---------- TESTO FORNITO ----------

C’è al centro della vicenda questo film (“Infinite Jest”) che dovrebbe essere un messaggio dell’autore al figlio e si rivela una micidiale fonte di dipendenza, perchè chi lo guarda non può fare a meno di continuare a guardarlo.
L’autore (James Incadenza, che i famigliari chiamano ‘Himself’) è morto suicida mettendo la testa in un forno a microonde (cosa che, tecnicamente, penso sia anche piuttosto complicata da fare…). Wallace ce lo descrive così: “Il suo era il lavoro di un brillante ottico, che però era un dilettante al riguardo di ogni forma di comunicazione”.
Il figlio Hal è una promessa del tennis che vive in una Accademia dove si pratica “Un buddismo a rovescio” per far crescere questi ragazzi, costretti a sveglie ad orari assurdi da un istruttore tedesco. Si descrive ad un certo punto così: “Per anni, mi ero visto in linea di massima verticale, ma mi sento più solido ora, che sono orizzontale”. Ad inizio libro (ma cronologicamente, si tratta della fine) non riesce più a comunicare con gli altri ed si esprime solo con suoni.

Wallace fa a pezzi con il suo libro la competitività che caratterizza la società americana e dipinge un quadro tristissimo delle varie dipendenze (dai programmi TV, dallo sport, dalle sostanze chimiche, dall’alcol…) di cui gli statunitensi moderni soffrono.
Scrive in un blog Ezio Tarantino: “‘Infinite Jest’ è il libro della dipendenza, è l’enciclopedia della dipendenza e di ogni tipo di nevrosi e/o disturbo della personalità (…) e alla fine, l’unica cosa sensata che mi sembra io possa fare è ricominciarlo da capo”.

----------

CONSEGNE DELL'ESERCIZIO ->
A - Trascrivi senza modifiche il passo del testo su «Infinite Jest» che comincia con "L’autore (James Incadenza, che" e prosegue fino a "solo con suoni.".
B - Rispondi a queste domande sul testo su «Infinite Jest»:
(i) Con quale nome chiamano James Incadenza i suoi famigliari?
(ii) Di che nazionalità è l'istruttore che impone ai ragazzi dell'Accademia sveglie ad orari assurdi?
(iii) Chi scrive in un blog che «Infinite Jest» è l'enciclopedia della dipendenza?
C - Riprendi il testo su «Infinite Jest» dal punto in cui si ferma.

---------- DATI FORNITI ----------

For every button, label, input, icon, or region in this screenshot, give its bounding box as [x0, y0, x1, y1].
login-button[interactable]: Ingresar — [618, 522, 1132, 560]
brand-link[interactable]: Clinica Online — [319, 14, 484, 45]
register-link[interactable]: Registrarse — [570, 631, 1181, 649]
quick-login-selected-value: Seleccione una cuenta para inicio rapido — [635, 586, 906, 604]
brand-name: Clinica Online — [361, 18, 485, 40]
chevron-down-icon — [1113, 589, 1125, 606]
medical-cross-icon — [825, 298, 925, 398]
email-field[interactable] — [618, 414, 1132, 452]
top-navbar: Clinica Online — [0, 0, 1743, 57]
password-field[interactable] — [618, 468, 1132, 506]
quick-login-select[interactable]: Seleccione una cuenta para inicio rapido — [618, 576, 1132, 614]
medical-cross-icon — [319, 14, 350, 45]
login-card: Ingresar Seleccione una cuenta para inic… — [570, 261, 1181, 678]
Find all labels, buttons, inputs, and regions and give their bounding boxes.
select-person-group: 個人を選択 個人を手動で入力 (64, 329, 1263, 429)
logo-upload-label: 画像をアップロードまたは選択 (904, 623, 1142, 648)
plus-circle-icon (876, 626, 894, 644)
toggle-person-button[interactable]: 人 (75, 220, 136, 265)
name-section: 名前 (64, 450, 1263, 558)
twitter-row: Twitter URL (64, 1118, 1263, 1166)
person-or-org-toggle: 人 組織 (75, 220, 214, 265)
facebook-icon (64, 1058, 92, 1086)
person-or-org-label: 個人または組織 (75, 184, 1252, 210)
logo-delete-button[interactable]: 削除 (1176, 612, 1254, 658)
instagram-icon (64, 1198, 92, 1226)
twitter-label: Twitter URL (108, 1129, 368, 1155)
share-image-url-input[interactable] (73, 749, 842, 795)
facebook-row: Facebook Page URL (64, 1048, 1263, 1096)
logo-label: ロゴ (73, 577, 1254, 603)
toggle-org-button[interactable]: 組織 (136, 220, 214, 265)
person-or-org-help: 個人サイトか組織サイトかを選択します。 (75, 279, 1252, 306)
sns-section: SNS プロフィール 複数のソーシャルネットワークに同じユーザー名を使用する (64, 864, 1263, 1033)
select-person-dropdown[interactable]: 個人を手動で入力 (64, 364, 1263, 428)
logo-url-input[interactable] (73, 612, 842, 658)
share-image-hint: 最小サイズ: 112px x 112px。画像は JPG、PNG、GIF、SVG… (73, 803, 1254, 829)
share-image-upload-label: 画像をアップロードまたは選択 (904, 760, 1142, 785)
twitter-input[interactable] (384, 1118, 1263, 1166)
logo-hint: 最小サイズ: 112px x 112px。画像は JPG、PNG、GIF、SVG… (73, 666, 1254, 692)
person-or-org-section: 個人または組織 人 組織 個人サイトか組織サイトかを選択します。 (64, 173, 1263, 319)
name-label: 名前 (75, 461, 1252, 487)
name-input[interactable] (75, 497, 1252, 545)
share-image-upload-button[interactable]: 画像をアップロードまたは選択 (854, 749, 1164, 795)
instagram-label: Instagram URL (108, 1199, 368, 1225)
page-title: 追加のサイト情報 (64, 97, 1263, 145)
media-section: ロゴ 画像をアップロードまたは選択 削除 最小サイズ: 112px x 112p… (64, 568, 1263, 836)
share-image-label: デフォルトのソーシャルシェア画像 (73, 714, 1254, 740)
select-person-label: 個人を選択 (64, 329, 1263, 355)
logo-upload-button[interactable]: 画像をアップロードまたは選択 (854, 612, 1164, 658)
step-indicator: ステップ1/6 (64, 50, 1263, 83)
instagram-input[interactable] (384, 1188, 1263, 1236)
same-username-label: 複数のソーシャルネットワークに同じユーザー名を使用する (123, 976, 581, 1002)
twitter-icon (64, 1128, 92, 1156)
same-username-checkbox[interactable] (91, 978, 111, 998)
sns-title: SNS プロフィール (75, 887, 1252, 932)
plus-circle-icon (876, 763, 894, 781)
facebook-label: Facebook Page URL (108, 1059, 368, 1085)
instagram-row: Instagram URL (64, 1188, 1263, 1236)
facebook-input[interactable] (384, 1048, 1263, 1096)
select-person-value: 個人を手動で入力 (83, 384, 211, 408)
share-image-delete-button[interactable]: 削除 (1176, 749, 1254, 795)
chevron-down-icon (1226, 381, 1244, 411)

----------

RISPOSTE PER NUMERO ->
A -
L’autore (James Incadenza, che i famigliari chiamano ‘Himself’) è morto suicida mettendo la testa in un forno a microonde (cosa che, tecnicamente, penso sia anche piuttosto complicata da fare…). Wallace ce lo descrive così: “Il suo era il lavoro di un brillante ottico, che però era un dilettante al riguardo di ogni forma di comunicazione”.
Il figlio Hal è una promessa del tennis che vive in una Accademia dove si pratica “Un buddismo a rovescio” per far crescere questi ragazzi, costretti a sveglie ad orari assurdi da un istruttore tedesco. Si descrive ad un certo punto così: “Per anni, mi ero visto in linea di massima verticale, ma mi sento più solido ora, che sono orizzontale”. Ad inizio libro (ma cronologicamente, si tratta della fine) non riesce più a comunicare con gli altri ed si esprime solo con suoni.

B -
(i) 'Himself'.
(ii) Tedesca.
(iii) Ezio Tarantino.

C -
Che è un’idea, perchè alla prima lettura forse si rischia di non apprezzare in pieno l’ambientazione in un futuro improbabile, nel quale Stati Uniti e Canada si sono fusi nella ONAN (Organization of North American Nations), nella quale vige il sistema metrico decimale ma il Quebec resta indipendentista (gli indipendentisti si fingono svizzeri di lingua francese con deliri tipo: “Da noi in Svizzera ci sono gli alci”) e si affida a “Les assassins des fauteuils rollents”, ovvero gli assassini in sedia a rotelle. In questo futuro, ci sono anche cose che fanno pensare al presente. Ad esempio, la ONAN si è venduta il calendario, nel senso che gli anni sono sponsorizzati (gran parte della vicenda si svolge in “The year of the Depend” intimo per incontinenti di Kimberly Clark, n.d.r. “Adult Undergarment”).

Wallace parla anche tanto di depressione. Non capisco chi, dopo la sua morte, scrisse qualcosa tipo: “E dire che di depressione non parlava mai”. Mah?!
“La depressione clinica è il grande squalo bianco del dolore”.
“E’ un livello di dolore psichico incompatibile con la vita umana come la conosciamo”.
“Il depresso che tenta di suicidarsi non lo fa perchè è senza speranza o perchè la morte gli sembra attraente. Fa la scelta che farebbe una persona intrappolata ad un piano alto in un incendio. Il suo terrore di cadere è lo stesso che provereste voi stando alla stessa finestra ad osservare il panorama. Ma quando le fiamme si avvicinano, buttarsi è il terrore minore”.
Non so se avete presente la scena delle persone che si lanciano dalle Torri Gemelle l’11 settembre del 2001
Lo stesso Wallace, in una intevista, ha parlato di “Stomach level sadness” e uno dei suoi personaggi dice che essere depressi: “E’ come avere la nausea, solo non nello stomaco e basta ma in ogni parte del corpo”.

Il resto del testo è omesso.